### WHAT NEEDS TO BE DONE:
Using the listing beneath this task, count the lines with the word "Soropin" and write only the result.

### TASK DATA:
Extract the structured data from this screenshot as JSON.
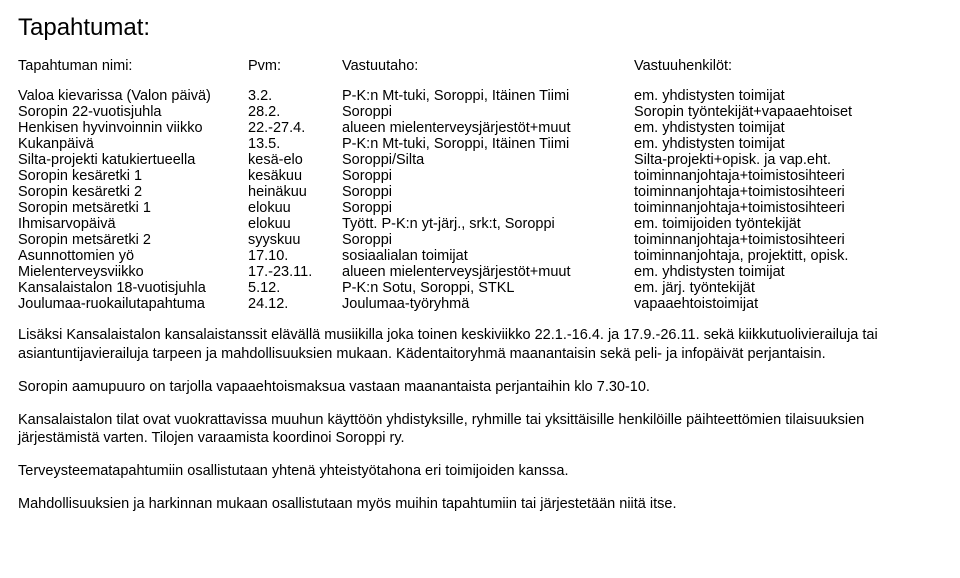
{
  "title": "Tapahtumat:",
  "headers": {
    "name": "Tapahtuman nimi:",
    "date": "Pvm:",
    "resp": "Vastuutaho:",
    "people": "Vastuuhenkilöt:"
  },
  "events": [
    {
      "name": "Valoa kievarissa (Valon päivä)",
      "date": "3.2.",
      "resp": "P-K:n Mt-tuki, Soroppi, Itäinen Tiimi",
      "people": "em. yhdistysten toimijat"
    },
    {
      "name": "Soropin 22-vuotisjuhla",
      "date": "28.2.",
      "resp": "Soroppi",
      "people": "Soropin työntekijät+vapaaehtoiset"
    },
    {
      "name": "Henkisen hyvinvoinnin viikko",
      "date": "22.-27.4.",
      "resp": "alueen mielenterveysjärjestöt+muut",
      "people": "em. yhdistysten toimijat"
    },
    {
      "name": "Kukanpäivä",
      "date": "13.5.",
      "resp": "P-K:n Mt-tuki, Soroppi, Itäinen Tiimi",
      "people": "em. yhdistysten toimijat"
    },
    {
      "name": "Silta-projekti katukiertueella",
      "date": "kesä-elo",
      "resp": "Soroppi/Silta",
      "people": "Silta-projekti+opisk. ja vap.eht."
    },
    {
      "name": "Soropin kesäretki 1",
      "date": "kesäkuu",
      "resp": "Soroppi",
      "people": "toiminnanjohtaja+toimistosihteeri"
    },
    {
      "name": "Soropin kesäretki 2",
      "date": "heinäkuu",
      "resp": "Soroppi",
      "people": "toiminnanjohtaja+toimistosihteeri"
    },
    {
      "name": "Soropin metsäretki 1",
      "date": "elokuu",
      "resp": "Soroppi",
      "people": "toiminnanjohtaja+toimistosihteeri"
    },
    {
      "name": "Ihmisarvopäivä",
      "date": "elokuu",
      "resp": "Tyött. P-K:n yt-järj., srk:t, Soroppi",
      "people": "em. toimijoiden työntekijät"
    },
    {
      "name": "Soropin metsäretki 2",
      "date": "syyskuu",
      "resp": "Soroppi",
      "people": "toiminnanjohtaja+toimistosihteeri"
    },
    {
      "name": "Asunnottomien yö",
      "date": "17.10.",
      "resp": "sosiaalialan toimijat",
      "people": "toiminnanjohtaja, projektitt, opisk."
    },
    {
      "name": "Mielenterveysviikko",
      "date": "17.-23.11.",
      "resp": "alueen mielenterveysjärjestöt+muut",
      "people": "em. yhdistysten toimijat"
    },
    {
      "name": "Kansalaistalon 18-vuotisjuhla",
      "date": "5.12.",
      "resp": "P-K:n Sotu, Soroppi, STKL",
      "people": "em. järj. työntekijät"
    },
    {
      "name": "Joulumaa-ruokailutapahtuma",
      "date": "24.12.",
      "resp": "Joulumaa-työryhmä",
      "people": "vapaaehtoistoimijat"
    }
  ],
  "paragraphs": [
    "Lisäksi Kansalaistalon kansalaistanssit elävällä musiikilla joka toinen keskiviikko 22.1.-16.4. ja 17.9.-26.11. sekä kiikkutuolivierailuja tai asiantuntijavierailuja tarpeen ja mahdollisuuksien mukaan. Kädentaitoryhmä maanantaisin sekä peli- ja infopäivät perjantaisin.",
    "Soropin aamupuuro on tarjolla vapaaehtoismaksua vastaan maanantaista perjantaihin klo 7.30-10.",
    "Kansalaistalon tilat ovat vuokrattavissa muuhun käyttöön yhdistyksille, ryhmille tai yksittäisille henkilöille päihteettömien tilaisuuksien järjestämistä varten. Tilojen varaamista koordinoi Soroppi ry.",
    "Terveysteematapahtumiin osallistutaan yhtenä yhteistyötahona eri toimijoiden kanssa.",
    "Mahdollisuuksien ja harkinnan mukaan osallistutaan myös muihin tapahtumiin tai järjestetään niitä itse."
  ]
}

### TASK SOLUTION:
7